# Record set
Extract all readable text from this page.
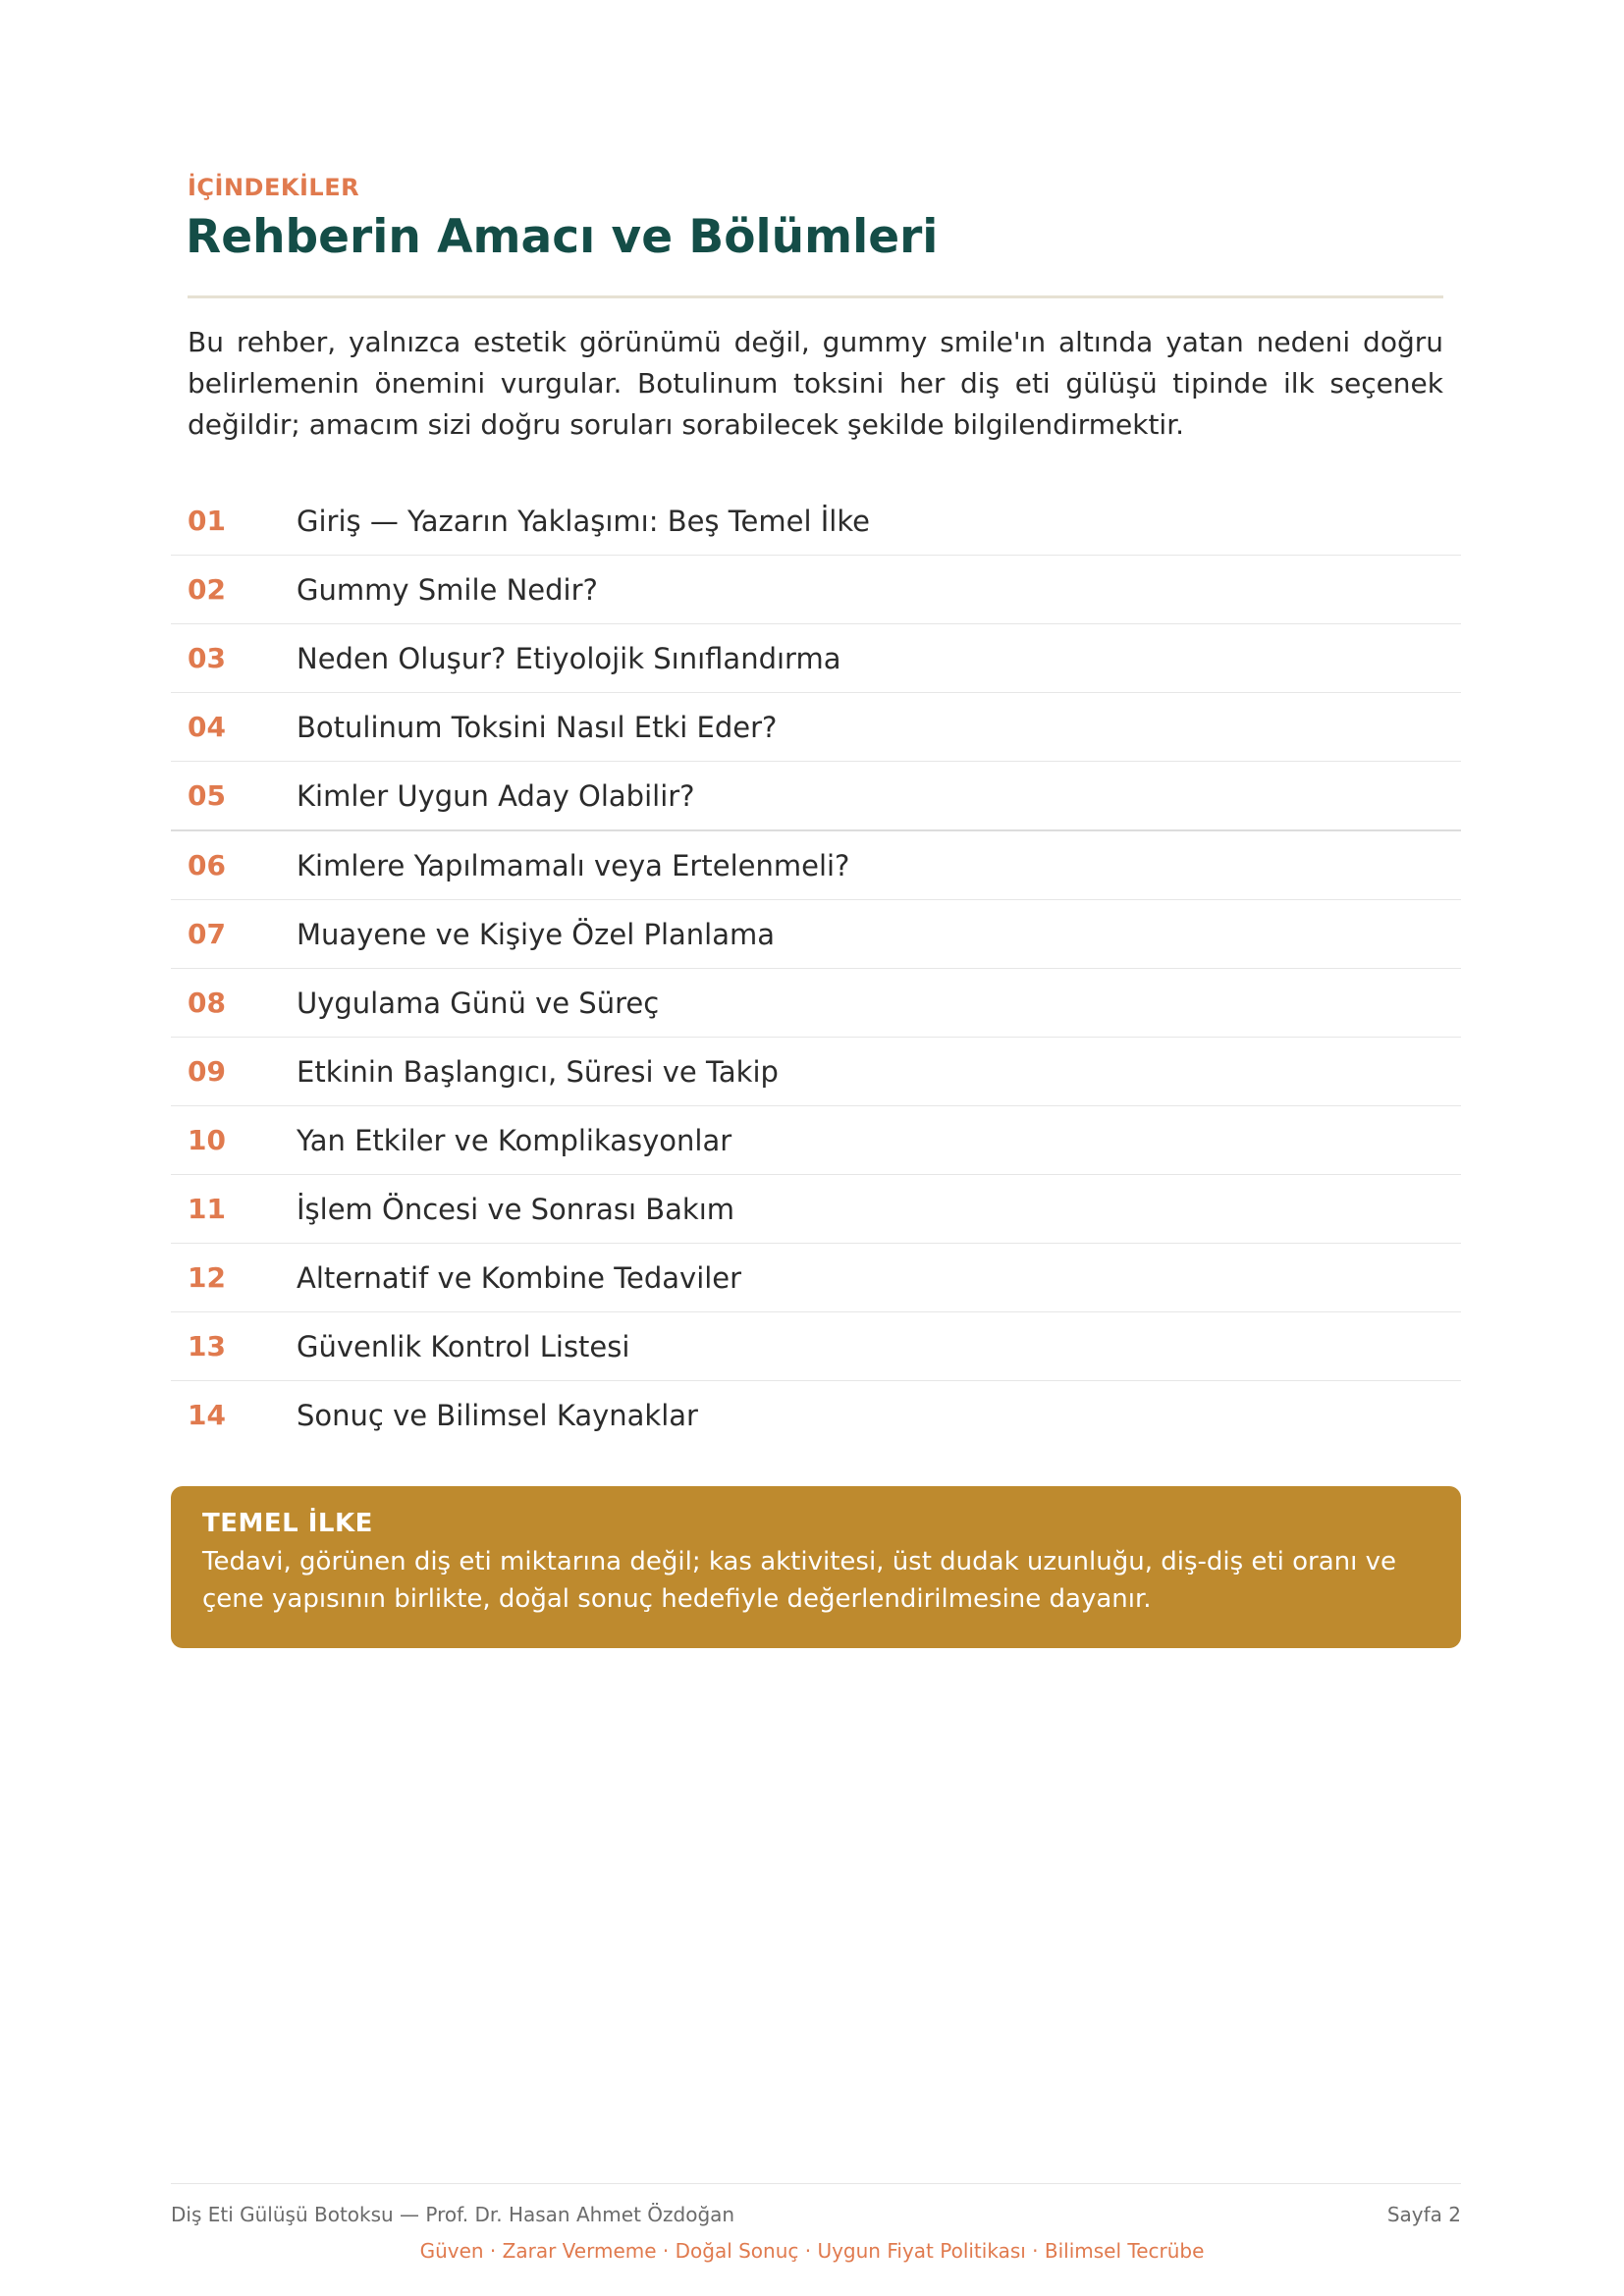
İÇİNDEKİLER
Rehberin Amacı ve Bölümleri

Bu rehber, yalnızca estetik görünümü değil, gummy smile'ın altında yatan nedeni doğru belirlemenin önemini vurgular. Botulinum toksini her diş eti gülüşü tipinde ilk seçenek değildir; amacım sizi doğru soruları sorabilecek şekilde bilgilendirmektir.

01 Giriş — Yazarın Yaklaşımı: Beş Temel İlke
02 Gummy Smile Nedir?
03 Neden Oluşur? Etiyolojik Sınıflandırma
04 Botulinum Toksini Nasıl Etki Eder?
05 Kimler Uygun Aday Olabilir?
06 Kimlere Yapılmamalı veya Ertelenmeli?
07 Muayene ve Kişiye Özel Planlama
08 Uygulama Günü ve Süreç
09 Etkinin Başlangıcı, Süresi ve Takip
10 Yan Etkiler ve Komplikasyonlar
11 İşlem Öncesi ve Sonrası Bakım
12 Alternatif ve Kombine Tedaviler
13 Güvenlik Kontrol Listesi
14 Sonuç ve Bilimsel Kaynaklar
TEMEL İLKE
Tedavi, görünen diş eti miktarına değil; kas aktivitesi, üst dudak uzunluğu, diş-diş eti oranı ve çene yapısının birlikte, doğal sonuç hedefiyle değerlendirilmesine dayanır.
Diş Eti Gülüşü Botoksu — Prof. Dr. Hasan Ahmet Özdoğan	Sayfa 2
Güven · Zarar Vermeme · Doğal Sonuç · Uygun Fiyat Politikası · Bilimsel Tecrübe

# Work to be completed
Except for the pictures, copy the material above exactly.

# The completed task
Extract all readable text from this page.
İÇİNDEKİLER
Rehberin Amacı ve Bölümleri

Bu rehber, yalnızca estetik görünümü değil, gummy smile'ın altında yatan nedeni doğru belirlemenin önemini vurgular. Botulinum toksini her diş eti gülüşü tipinde ilk seçenek değildir; amacım sizi doğru soruları sorabilecek şekilde bilgilendirmektir.

01 Giriş — Yazarın Yaklaşımı: Beş Temel İlke
02 Gummy Smile Nedir?
03 Neden Oluşur? Etiyolojik Sınıflandırma
04 Botulinum Toksini Nasıl Etki Eder?
05 Kimler Uygun Aday Olabilir?
06 Kimlere Yapılmamalı veya Ertelenmeli?
07 Muayene ve Kişiye Özel Planlama
08 Uygulama Günü ve Süreç
09 Etkinin Başlangıcı, Süresi ve Takip
10 Yan Etkiler ve Komplikasyonlar
11 İşlem Öncesi ve Sonrası Bakım
12 Alternatif ve Kombine Tedaviler
13 Güvenlik Kontrol Listesi
14 Sonuç ve Bilimsel Kaynaklar
TEMEL İLKE
Tedavi, görünen diş eti miktarına değil; kas aktivitesi, üst dudak uzunluğu, diş-diş eti oranı ve çene yapısının birlikte, doğal sonuç hedefiyle değerlendirilmesine dayanır.
Diş Eti Gülüşü Botoksu — Prof. Dr. Hasan Ahmet Özdoğan	Sayfa 2
Güven · Zarar Vermeme · Doğal Sonuç · Uygun Fiyat Politikası · Bilimsel Tecrübe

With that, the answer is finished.